• _Problem to solve_
Rewrite the records from their start through the line containing "The radial wheel 413 is at (1195, 526).", inclusive, replacing "enlarged view" with "magnified view" and leaving everything else as it stands. Omit the pictures from your answer.

• _Entries supplied_
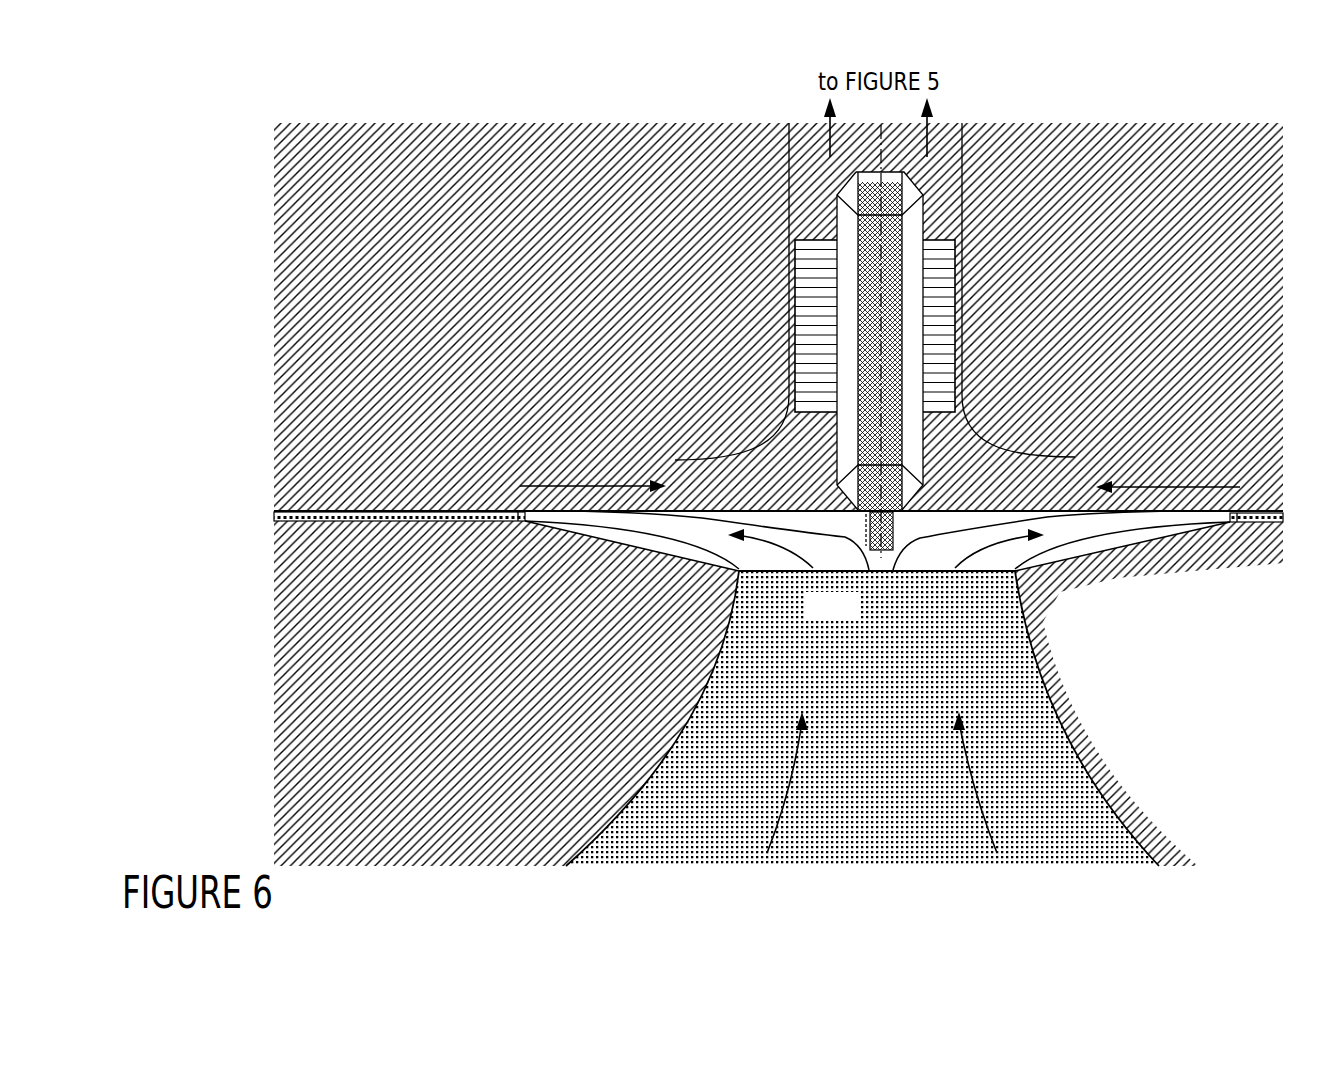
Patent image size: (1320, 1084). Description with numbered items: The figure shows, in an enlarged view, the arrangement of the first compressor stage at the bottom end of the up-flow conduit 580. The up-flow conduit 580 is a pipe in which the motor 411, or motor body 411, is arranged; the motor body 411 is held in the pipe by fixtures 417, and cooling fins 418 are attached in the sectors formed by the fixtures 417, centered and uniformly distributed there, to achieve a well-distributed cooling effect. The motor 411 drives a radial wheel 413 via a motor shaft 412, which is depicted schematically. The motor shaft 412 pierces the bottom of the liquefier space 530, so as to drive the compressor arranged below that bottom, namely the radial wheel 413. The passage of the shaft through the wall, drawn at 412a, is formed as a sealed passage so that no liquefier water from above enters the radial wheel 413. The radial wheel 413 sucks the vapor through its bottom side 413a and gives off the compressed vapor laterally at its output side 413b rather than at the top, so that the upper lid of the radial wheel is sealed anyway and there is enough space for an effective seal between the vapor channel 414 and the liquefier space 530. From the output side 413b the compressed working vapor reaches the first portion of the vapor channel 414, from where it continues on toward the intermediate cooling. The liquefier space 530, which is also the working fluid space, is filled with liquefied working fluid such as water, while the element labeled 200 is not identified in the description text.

The porous body 200 is at (1034, 662).
The motor 411 is at (923, 212).
The motor shaft 412 is at (925, 455).
The passage of the shaft through the wall 412a is at (862, 515).
The radial wheel 413 is at (1195, 526).
The bottom side 413a is at (1017, 584).
The output side 413b is at (525, 521).
The vapor channel 414 is at (350, 514).
The fixtures 417 is at (945, 326).
The cooling fins 418 is at (962, 333).
The liquefier space 530 is at (297, 446).
The up-flow conduit 580 is at (962, 132).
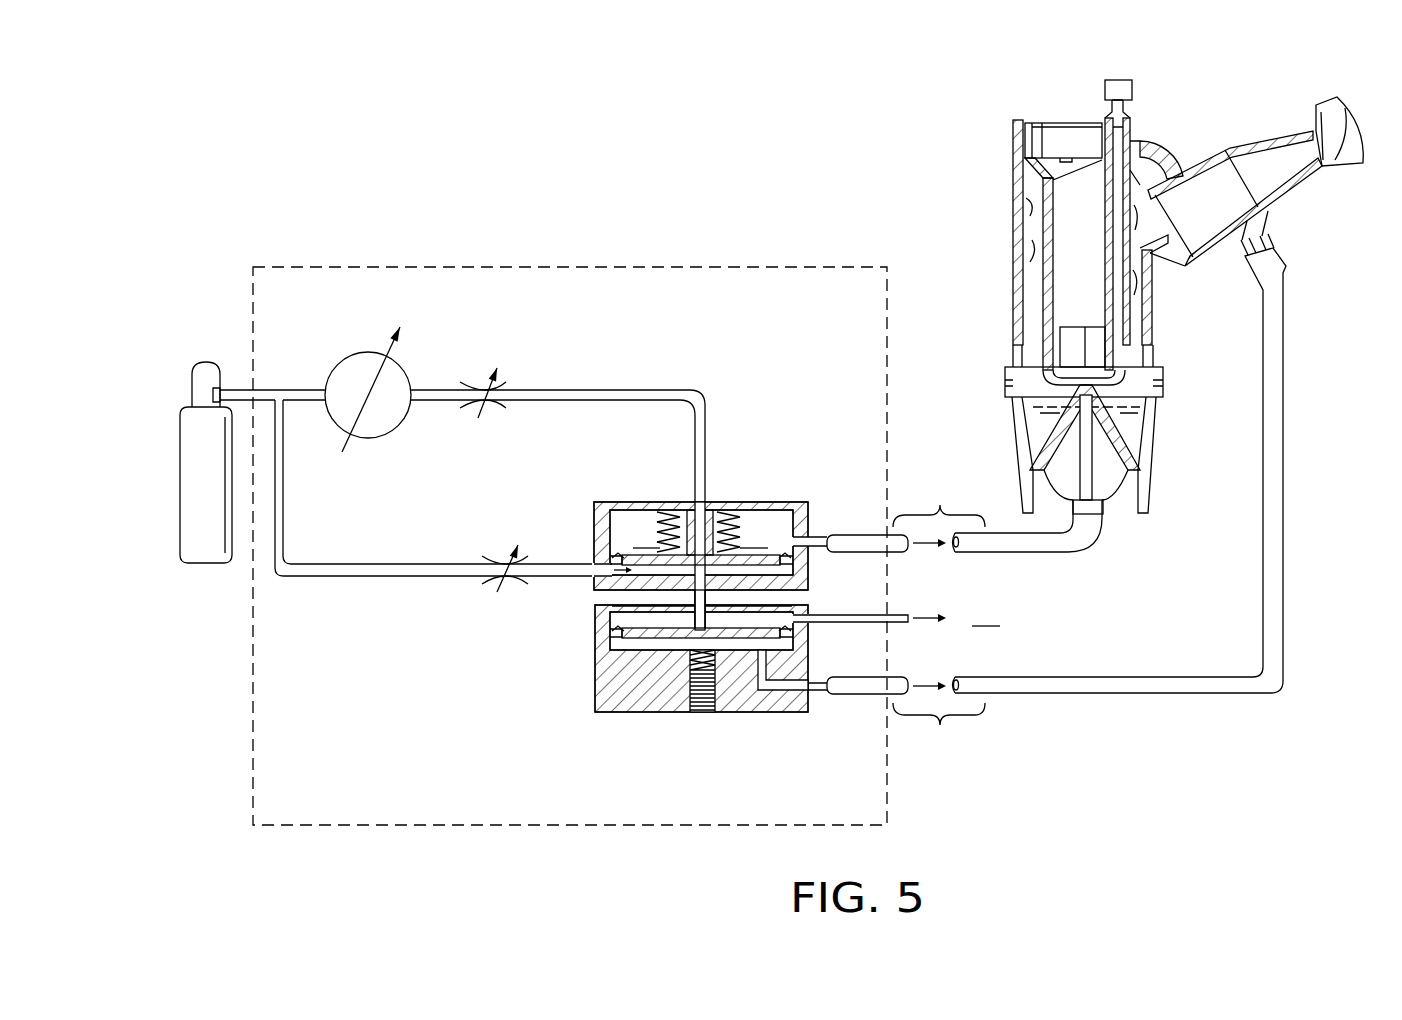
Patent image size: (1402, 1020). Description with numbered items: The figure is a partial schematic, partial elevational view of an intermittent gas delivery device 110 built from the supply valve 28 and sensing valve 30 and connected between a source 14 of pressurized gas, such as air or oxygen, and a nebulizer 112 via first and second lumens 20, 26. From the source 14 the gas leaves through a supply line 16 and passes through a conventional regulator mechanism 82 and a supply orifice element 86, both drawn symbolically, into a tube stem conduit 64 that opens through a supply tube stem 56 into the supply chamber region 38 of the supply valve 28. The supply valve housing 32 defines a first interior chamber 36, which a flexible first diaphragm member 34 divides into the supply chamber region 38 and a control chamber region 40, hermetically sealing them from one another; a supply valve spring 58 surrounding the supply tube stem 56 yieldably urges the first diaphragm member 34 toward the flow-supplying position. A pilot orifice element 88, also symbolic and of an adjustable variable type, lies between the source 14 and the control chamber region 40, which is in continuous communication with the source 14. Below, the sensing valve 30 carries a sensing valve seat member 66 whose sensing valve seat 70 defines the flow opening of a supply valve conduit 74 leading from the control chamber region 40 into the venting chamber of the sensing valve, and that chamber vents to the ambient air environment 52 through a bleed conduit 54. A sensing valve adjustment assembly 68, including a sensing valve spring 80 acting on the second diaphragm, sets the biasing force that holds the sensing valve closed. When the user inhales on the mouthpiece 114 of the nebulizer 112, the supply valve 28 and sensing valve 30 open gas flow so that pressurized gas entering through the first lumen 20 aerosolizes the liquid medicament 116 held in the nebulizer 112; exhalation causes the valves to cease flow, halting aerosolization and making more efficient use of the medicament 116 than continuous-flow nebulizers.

The source of pressurized gas 14 is at (215, 491).
The supply line 16 is at (236, 389).
The first lumen 20 is at (964, 515).
The second lumen 26 is at (1047, 493).
The supply valve 28 is at (812, 495).
The sensing valve 30 is at (818, 648).
The supply valve housing 32 is at (627, 502).
The first diaphragm member 34 is at (795, 540).
The first interior chamber 36 is at (646, 534).
The supply chamber region 38 is at (755, 534).
The control chamber region 40 is at (790, 566).
The ambient air environment 52 is at (986, 613).
The bleed conduit 54 is at (890, 615).
The supply tube stem 56 is at (657, 523).
The supply valve spring 58 is at (740, 505).
The tube stem conduit 64 is at (632, 390).
The sensing valve seat member 66 is at (766, 612).
The sensing valve adjustment assembly 68 is at (704, 718).
The sensing valve seat 70 is at (627, 626).
The supply valve conduit 74 is at (693, 595).
The sensing valve spring 80 is at (712, 668).
The regulator mechanism 82 is at (337, 365).
The supply orifice element 86 is at (498, 387).
The pilot orifice element 88 is at (498, 588).
The intermittent gas delivery device 110 is at (823, 267).
The nebulizer 112 is at (1160, 440).
The mouthpiece 114 is at (1316, 128).
The liquid medicament 116 is at (1015, 425).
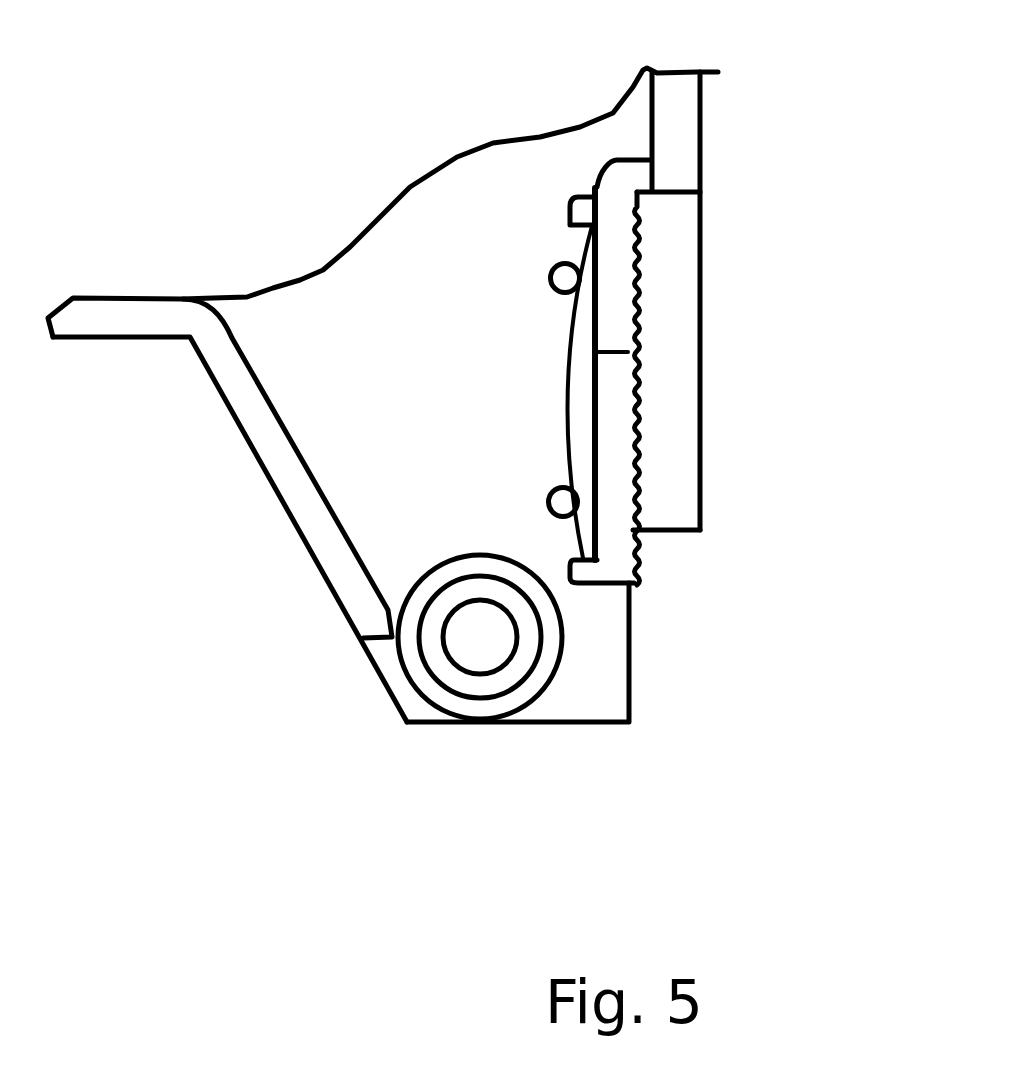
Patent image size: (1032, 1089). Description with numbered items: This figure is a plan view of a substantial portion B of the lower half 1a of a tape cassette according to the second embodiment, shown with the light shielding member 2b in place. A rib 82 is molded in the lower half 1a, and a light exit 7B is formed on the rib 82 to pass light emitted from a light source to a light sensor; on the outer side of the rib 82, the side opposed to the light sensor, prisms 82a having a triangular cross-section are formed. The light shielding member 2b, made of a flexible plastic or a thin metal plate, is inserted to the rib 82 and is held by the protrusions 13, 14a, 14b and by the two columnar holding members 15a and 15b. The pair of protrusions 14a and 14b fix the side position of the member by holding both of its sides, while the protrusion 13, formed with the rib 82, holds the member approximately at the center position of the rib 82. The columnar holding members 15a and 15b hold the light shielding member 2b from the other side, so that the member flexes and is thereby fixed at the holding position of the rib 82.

• _Correct response_
Patent image size: (1320, 1084). Description with numbered items: The figure shows, in an magnified view, the arrangement of the first compressor stage at the bottom end of the up-flow conduit 580. The up-flow conduit 580 is a pipe in which the motor 411, or motor body 411, is arranged; the motor body 411 is held in the pipe by fixtures 417, and cooling fins 418 are attached in the sectors formed by the fixtures 417, centered and uniformly distributed there, to achieve a well-distributed cooling effect. The motor 411 drives a radial wheel 413 via a motor shaft 412, which is depicted schematically. The motor shaft 412 pierces the bottom of the liquefier space 530, so as to drive the compressor arranged below that bottom, namely the radial wheel 413. The passage of the shaft through the wall, drawn at 412a, is formed as a sealed passage so that no liquefier water from above enters the radial wheel 413. The radial wheel 413 sucks the vapor through its bottom side 413a and gives off the compressed vapor laterally at its output side 413b rather than at the top, so that the upper lid of the radial wheel is sealed anyway and there is enough space for an effective seal between the vapor channel 414 and the liquefier space 530. From the output side 413b the compressed working vapor reaches the first portion of the vapor channel 414, from where it continues on toward the intermediate cooling. The liquefier space 530, which is also the working fluid space, is filled with liquefied working fluid such as water, while the element labeled 200 is not identified in the description text.

The porous body 200 is at (1034, 662).
The motor 411 is at (923, 212).
The motor shaft 412 is at (925, 455).
The passage of the shaft through the wall 412a is at (862, 515).
The radial wheel 413 is at (1195, 526).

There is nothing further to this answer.